Task details -> Transcribe every entry below word for word, but skip the pictures.

Data shown ->
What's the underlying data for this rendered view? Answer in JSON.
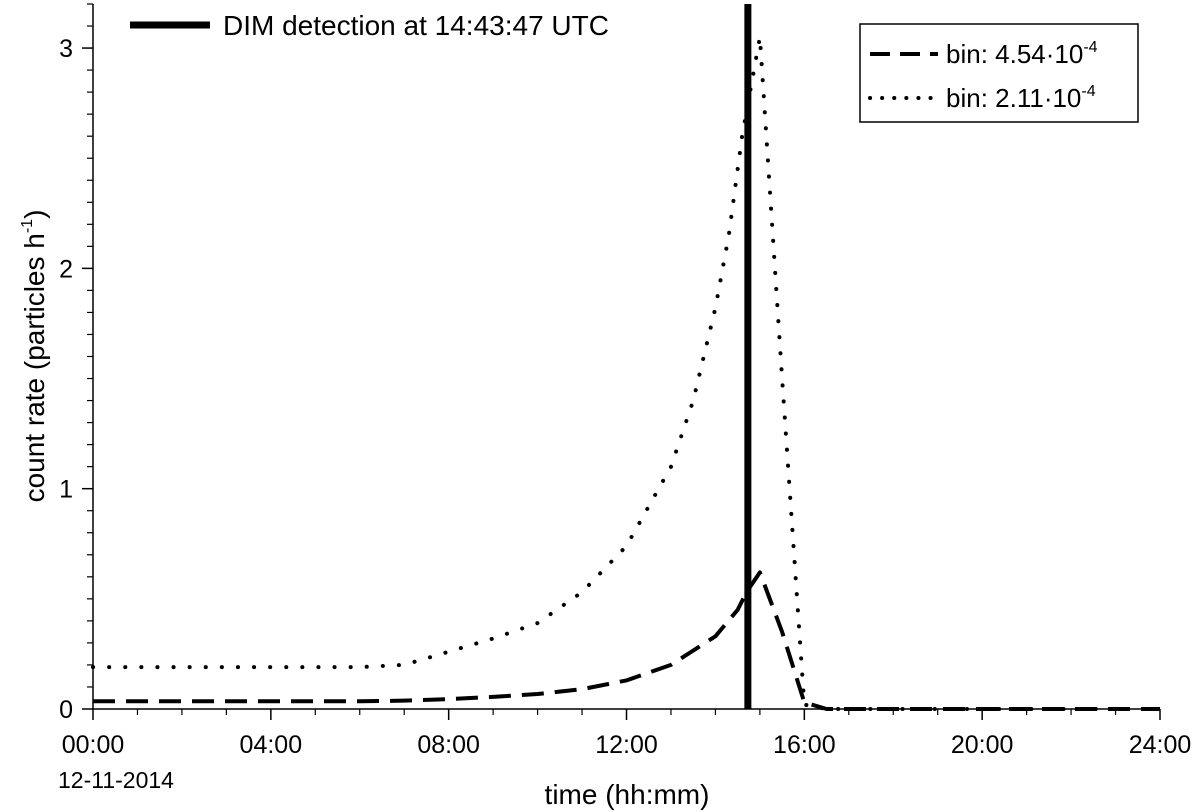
{
  "chart_data": {
    "type": "line",
    "xlabel": "time (hh:mm)",
    "ylabel": "count rate (particles h",
    "ylabel_sup": "-1",
    "ylabel_end": ")",
    "date_label": "12-11-2014",
    "xlim": [
      0,
      24
    ],
    "ylim": [
      0,
      3.2
    ],
    "x_ticks": [
      0,
      4,
      8,
      12,
      16,
      20,
      24
    ],
    "x_tick_labels": [
      "00:00",
      "04:00",
      "08:00",
      "12:00",
      "16:00",
      "20:00",
      "24:00"
    ],
    "y_ticks": [
      0,
      1,
      2,
      3
    ],
    "y_tick_labels": [
      "0",
      "1",
      "2",
      "3"
    ],
    "grid": false,
    "legend_position": "top-right",
    "annotation": {
      "label": "DIM detection at 14:43:47 UTC",
      "x": 14.73
    },
    "series": [
      {
        "name_base": "bin: 4.54·10",
        "name_sup": "-4",
        "style": "dashed",
        "x": [
          0,
          2,
          4,
          6,
          7,
          8,
          9,
          10,
          11,
          12,
          13,
          14,
          14.5,
          14.7,
          15,
          15.5,
          16,
          16.5,
          18,
          20,
          22,
          24
        ],
        "y": [
          0.035,
          0.035,
          0.035,
          0.035,
          0.038,
          0.045,
          0.055,
          0.068,
          0.09,
          0.13,
          0.2,
          0.33,
          0.45,
          0.53,
          0.62,
          0.35,
          0.03,
          0.0,
          0.0,
          0.0,
          0.0,
          0.0
        ]
      },
      {
        "name_base": "bin: 2.11·10",
        "name_sup": "-4",
        "style": "dotted",
        "x": [
          0,
          2,
          4,
          6,
          7,
          8,
          9,
          10,
          11,
          12,
          13,
          13.5,
          14,
          14.3,
          14.6,
          15,
          15.5,
          16,
          16.5,
          18,
          20,
          22,
          24
        ],
        "y": [
          0.19,
          0.19,
          0.19,
          0.19,
          0.2,
          0.26,
          0.32,
          0.39,
          0.53,
          0.74,
          1.1,
          1.4,
          1.82,
          2.15,
          2.6,
          3.05,
          1.5,
          0.02,
          0.0,
          0.0,
          0.0,
          0.0,
          0.0
        ]
      }
    ]
  }
}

Written solution ->
What's the underlying data for this rendered view? Answer in JSON.
{
  "chart_data": {
    "type": "line",
    "xlabel": "time (hh:mm)",
    "ylabel": "count rate (particles h",
    "ylabel_sup": "-1",
    "ylabel_end": ")",
    "date_label": "12-11-2014",
    "xlim": [
      0,
      24
    ],
    "ylim": [
      0,
      3.2
    ],
    "x_ticks": [
      0,
      4,
      8,
      12,
      16,
      20,
      24
    ],
    "x_tick_labels": [
      "00:00",
      "04:00",
      "08:00",
      "12:00",
      "16:00",
      "20:00",
      "24:00"
    ],
    "y_ticks": [
      0,
      1,
      2,
      3
    ],
    "y_tick_labels": [
      "0",
      "1",
      "2",
      "3"
    ],
    "grid": false,
    "legend_position": "top-right",
    "annotation": {
      "label": "DIM detection at 14:43:47 UTC",
      "x": 14.73
    },
    "series": [
      {
        "name_base": "bin: 4.54·10",
        "name_sup": "-4",
        "style": "dashed",
        "x": [
          0,
          2,
          4,
          6,
          7,
          8,
          9,
          10,
          11,
          12,
          13,
          14,
          14.5,
          14.7,
          15,
          15.5,
          16,
          16.5,
          18,
          20,
          22,
          24
        ],
        "y": [
          0.035,
          0.035,
          0.035,
          0.035,
          0.038,
          0.045,
          0.055,
          0.068,
          0.09,
          0.13,
          0.2,
          0.33,
          0.45,
          0.53,
          0.62,
          0.35,
          0.03,
          0.0,
          0.0,
          0.0,
          0.0,
          0.0
        ]
      },
      {
        "name_base": "bin: 2.11·10",
        "name_sup": "-4",
        "style": "dotted",
        "x": [
          0,
          2,
          4,
          6,
          7,
          8,
          9,
          10,
          11,
          12,
          13,
          13.5,
          14,
          14.3,
          14.6,
          15,
          15.5,
          16,
          16.5,
          18,
          20,
          22,
          24
        ],
        "y": [
          0.19,
          0.19,
          0.19,
          0.19,
          0.2,
          0.26,
          0.32,
          0.39,
          0.53,
          0.74,
          1.1,
          1.4,
          1.82,
          2.15,
          2.6,
          3.05,
          1.5,
          0.02,
          0.0,
          0.0,
          0.0,
          0.0,
          0.0
        ]
      }
    ]
  }
}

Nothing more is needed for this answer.